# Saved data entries
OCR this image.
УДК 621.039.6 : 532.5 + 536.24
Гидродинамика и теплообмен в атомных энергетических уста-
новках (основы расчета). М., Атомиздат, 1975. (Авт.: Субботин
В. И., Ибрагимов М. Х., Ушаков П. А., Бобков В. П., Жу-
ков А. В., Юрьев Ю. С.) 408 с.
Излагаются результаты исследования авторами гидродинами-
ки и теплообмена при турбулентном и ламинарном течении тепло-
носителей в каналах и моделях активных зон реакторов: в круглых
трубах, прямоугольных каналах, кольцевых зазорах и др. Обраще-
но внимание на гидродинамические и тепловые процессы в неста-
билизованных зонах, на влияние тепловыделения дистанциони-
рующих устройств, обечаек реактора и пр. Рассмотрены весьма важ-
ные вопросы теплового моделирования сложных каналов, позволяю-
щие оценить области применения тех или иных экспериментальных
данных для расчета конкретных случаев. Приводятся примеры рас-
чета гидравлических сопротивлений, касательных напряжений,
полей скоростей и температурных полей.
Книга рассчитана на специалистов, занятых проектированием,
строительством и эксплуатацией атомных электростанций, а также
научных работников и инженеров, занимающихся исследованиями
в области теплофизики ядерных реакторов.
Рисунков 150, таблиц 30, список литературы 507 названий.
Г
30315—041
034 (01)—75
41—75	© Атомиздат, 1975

==

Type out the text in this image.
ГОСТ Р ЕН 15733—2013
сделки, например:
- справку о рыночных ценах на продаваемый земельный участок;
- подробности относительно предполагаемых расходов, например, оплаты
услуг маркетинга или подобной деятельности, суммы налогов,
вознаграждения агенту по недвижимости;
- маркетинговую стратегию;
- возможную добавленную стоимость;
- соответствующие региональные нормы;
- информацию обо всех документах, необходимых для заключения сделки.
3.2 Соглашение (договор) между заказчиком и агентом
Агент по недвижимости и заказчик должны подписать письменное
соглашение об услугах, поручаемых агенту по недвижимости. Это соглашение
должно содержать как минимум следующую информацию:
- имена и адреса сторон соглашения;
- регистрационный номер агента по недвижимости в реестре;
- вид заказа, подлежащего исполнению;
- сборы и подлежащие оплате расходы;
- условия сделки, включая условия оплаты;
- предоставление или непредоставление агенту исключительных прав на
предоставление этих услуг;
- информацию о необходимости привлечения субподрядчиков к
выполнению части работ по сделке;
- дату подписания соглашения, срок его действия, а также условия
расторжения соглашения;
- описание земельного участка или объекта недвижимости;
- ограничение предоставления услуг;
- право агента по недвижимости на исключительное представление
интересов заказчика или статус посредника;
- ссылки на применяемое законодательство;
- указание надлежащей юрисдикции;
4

==

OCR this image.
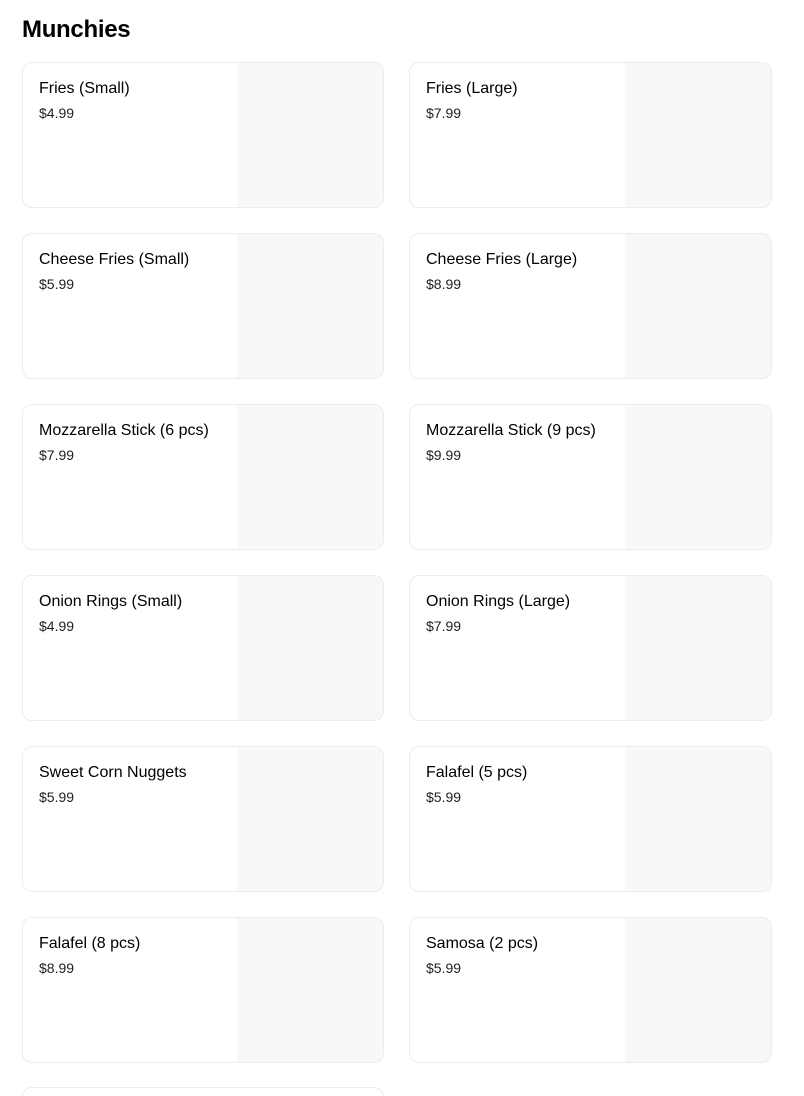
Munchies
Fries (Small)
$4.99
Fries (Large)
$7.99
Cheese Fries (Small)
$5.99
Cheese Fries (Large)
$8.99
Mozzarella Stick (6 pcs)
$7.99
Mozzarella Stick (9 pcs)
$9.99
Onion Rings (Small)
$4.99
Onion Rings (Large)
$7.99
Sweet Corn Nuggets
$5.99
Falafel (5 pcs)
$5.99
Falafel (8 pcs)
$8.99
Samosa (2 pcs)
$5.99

# EXERCISE OBJECTIVE
Check each line of the entries for the string "атомных". Copy the lines that have it.

# CORRECT ANSWER
Гидродинамика и теплообмен в атомных энергетических уста-
строительством и эксплуатацией атомных электростанций, а также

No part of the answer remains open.